((

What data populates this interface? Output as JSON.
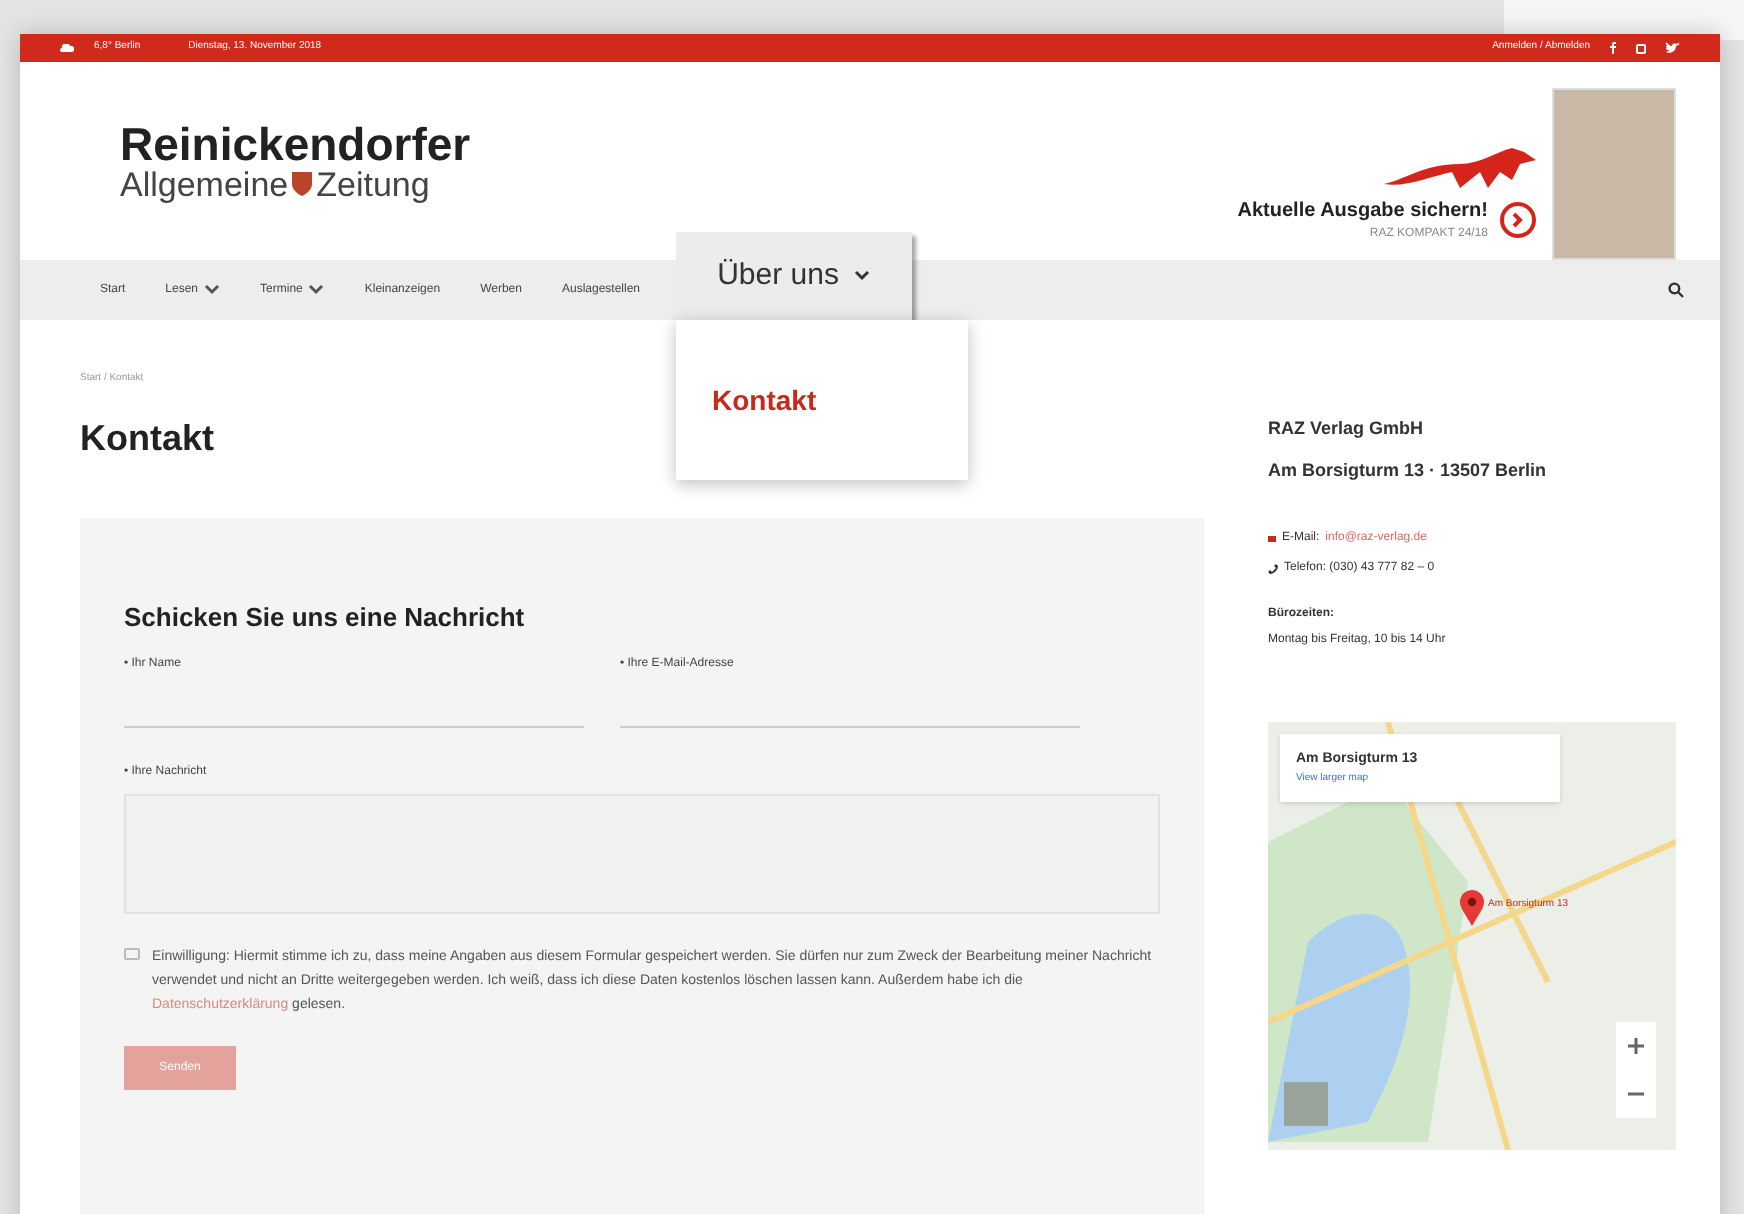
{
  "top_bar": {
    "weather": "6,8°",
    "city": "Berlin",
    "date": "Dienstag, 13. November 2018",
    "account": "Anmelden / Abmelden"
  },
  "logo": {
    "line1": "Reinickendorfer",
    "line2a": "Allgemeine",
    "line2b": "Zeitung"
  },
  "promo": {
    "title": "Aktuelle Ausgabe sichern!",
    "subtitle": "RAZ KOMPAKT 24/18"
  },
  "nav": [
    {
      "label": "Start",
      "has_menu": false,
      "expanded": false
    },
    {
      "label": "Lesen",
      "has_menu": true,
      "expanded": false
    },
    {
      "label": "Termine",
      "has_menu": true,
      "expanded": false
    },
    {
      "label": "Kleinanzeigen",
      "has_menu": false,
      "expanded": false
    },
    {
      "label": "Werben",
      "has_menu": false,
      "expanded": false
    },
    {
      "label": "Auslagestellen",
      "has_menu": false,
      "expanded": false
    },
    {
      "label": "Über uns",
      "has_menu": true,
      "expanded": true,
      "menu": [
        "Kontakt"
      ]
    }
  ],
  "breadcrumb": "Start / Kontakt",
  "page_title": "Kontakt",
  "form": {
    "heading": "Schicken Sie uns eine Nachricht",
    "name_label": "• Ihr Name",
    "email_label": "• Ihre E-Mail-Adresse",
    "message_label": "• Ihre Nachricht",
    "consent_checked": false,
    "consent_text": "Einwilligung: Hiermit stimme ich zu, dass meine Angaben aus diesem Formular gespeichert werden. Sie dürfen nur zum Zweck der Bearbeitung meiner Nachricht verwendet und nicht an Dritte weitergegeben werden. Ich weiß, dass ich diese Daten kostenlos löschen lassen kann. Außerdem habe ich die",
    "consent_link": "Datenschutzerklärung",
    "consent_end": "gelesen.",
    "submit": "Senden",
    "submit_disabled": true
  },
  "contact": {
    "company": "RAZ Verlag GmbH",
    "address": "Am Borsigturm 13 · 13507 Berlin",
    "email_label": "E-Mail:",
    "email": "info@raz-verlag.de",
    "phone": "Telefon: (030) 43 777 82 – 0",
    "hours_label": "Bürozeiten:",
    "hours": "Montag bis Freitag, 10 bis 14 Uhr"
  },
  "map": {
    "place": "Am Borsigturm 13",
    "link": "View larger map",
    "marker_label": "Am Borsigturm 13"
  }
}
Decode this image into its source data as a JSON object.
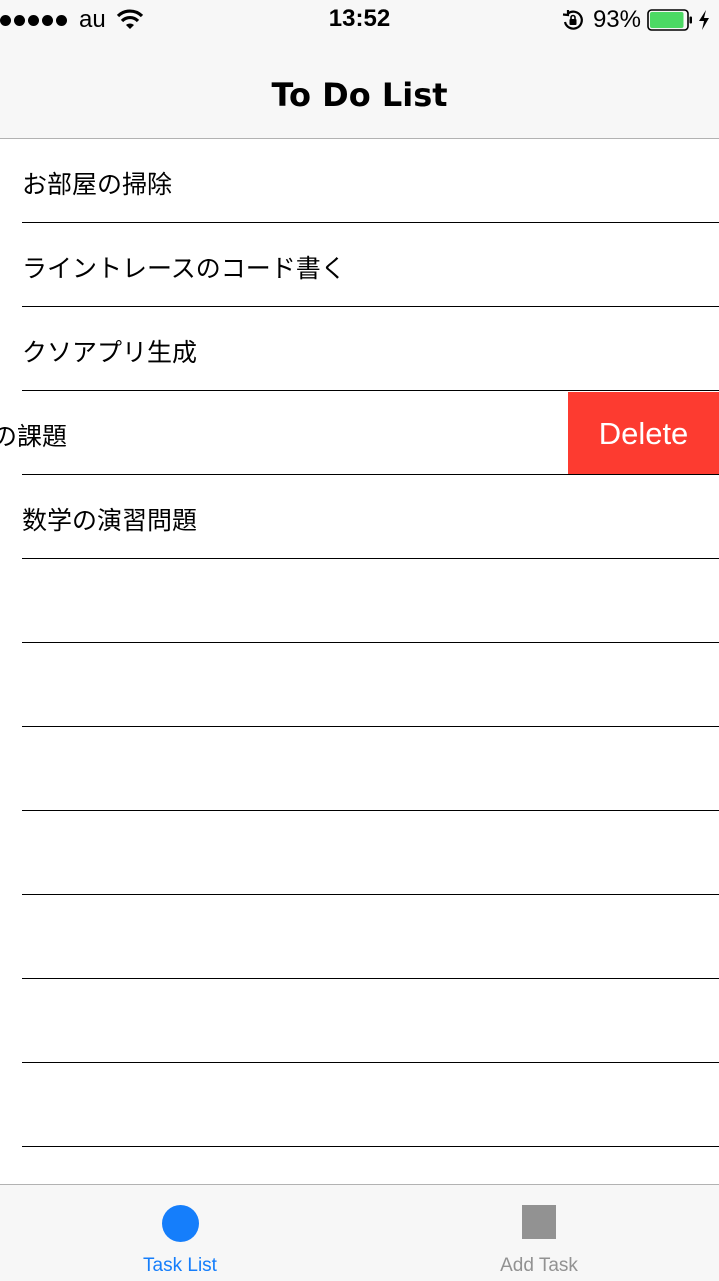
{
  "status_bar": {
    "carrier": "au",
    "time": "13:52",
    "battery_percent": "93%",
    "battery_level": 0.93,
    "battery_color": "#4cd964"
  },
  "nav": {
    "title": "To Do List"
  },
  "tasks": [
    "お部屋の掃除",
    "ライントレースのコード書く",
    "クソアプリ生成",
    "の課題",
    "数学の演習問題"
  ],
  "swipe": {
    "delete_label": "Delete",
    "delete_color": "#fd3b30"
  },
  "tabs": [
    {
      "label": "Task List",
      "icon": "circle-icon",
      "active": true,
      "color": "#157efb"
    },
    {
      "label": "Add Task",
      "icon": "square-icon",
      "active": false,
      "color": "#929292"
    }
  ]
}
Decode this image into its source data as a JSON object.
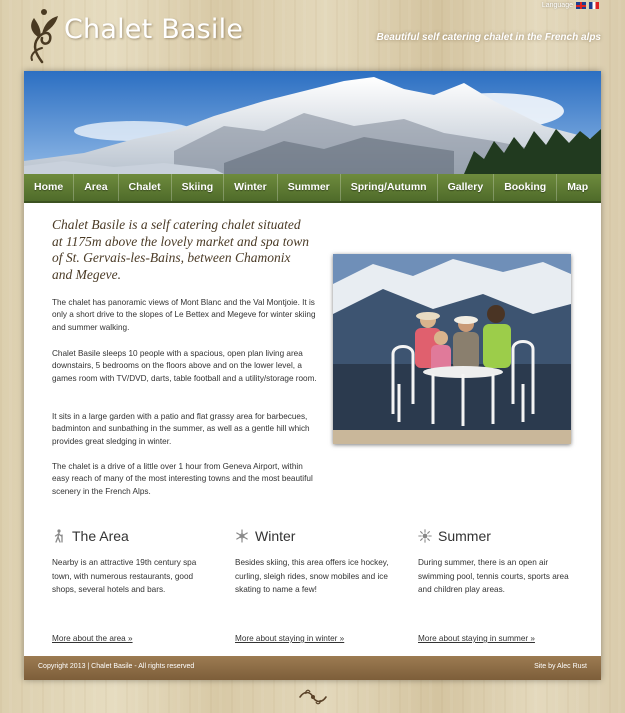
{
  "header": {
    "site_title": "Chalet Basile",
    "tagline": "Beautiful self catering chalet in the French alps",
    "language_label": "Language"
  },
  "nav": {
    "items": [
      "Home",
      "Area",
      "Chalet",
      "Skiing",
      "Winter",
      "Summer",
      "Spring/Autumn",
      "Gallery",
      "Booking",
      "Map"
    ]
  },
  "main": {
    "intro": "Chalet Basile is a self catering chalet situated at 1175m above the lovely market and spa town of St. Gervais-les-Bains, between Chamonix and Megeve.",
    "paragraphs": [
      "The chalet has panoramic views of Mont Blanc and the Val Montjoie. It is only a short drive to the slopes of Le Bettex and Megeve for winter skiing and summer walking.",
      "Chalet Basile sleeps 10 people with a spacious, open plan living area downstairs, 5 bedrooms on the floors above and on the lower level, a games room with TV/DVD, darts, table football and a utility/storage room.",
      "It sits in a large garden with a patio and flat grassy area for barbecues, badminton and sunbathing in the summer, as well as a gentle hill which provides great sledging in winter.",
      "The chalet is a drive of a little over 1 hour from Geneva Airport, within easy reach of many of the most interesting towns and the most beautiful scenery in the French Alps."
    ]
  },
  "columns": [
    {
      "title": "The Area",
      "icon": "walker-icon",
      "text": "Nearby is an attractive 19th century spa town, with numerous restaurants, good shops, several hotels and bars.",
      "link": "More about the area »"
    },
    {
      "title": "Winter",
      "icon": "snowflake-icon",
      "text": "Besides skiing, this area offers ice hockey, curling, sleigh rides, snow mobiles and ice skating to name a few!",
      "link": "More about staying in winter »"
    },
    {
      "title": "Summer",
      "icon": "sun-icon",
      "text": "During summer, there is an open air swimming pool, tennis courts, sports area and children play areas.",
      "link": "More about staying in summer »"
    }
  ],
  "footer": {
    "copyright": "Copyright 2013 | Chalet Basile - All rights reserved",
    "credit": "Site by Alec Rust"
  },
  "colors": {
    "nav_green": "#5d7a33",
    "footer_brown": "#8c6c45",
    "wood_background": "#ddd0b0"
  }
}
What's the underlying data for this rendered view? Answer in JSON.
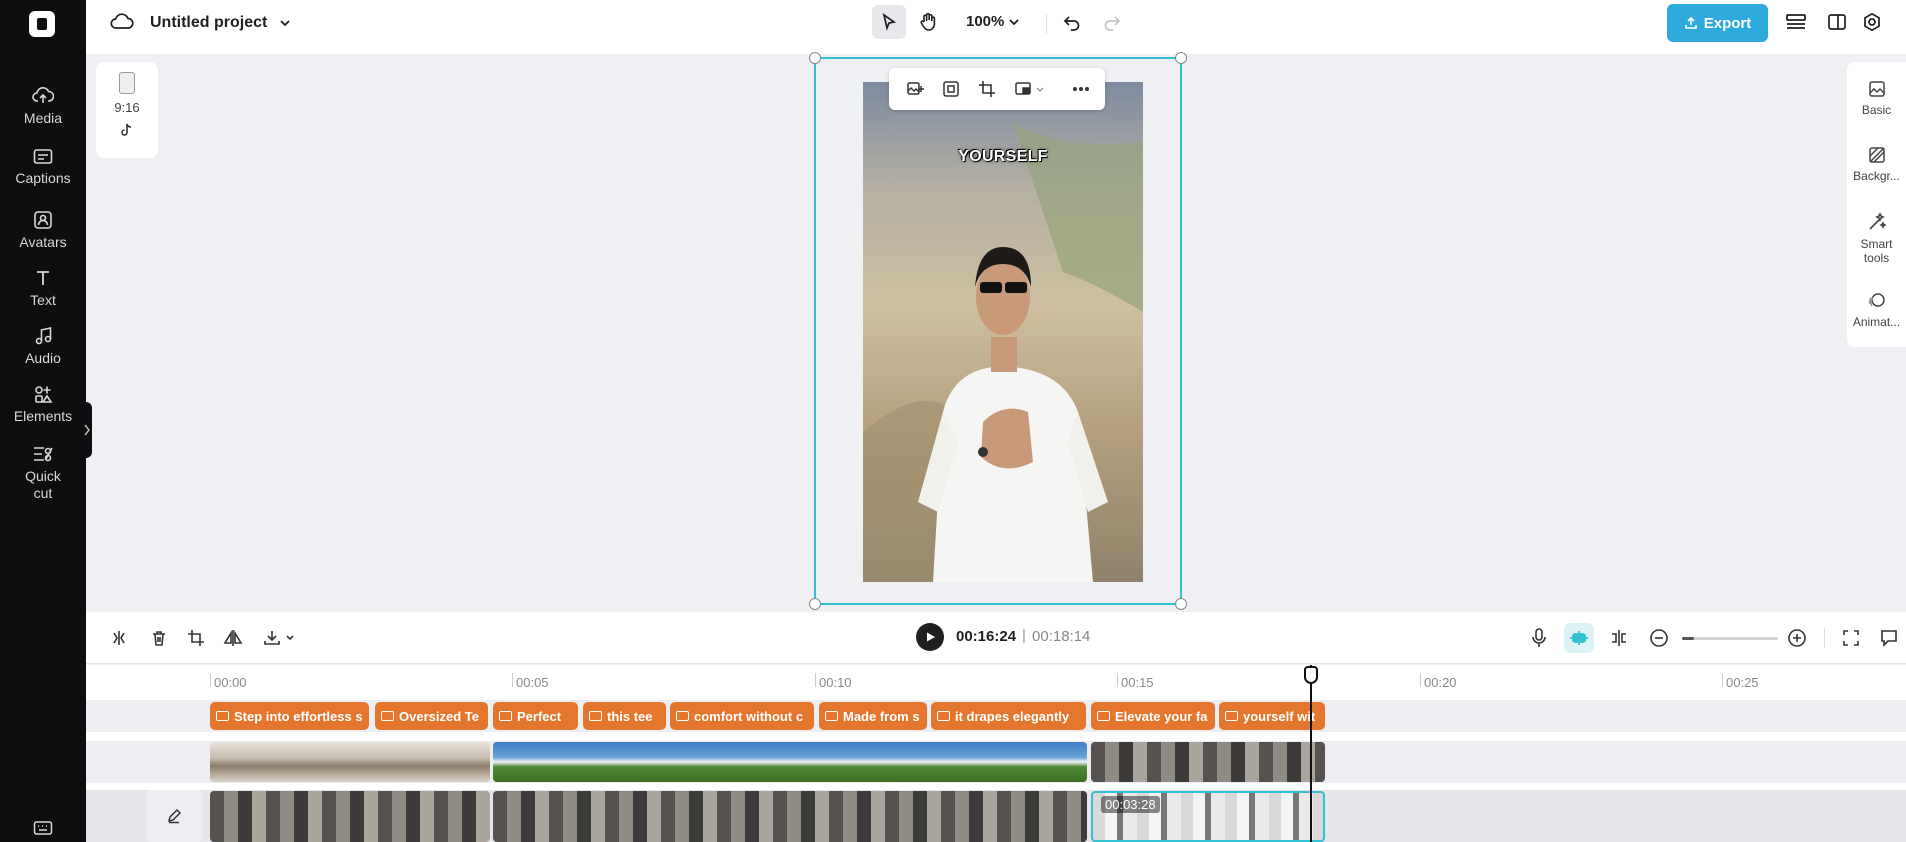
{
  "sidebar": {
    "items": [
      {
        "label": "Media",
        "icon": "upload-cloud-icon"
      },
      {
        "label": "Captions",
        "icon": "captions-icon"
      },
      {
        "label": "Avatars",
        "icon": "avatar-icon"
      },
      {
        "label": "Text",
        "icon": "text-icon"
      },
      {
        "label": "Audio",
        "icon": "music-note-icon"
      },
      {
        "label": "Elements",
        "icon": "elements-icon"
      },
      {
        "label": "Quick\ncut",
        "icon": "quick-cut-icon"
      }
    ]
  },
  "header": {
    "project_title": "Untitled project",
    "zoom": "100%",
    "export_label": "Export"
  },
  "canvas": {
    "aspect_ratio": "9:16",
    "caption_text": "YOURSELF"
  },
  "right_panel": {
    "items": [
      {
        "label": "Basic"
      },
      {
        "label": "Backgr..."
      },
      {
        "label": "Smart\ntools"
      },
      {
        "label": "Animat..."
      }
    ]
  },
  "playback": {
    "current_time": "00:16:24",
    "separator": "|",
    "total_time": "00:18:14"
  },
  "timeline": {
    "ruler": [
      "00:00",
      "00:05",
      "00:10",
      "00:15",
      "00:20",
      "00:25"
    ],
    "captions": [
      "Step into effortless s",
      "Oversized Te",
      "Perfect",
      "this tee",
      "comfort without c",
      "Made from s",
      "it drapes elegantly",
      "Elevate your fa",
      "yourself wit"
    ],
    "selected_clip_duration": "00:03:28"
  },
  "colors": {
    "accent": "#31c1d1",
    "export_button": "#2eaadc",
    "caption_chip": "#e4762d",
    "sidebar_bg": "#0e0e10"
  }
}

))

Given problem
Gather up every line in the data above that contains the word "about", copying each one.

Response below
      "link": "More about the area »"
      "link": "More about staying in winter »"
      "link": "More about staying in summer »"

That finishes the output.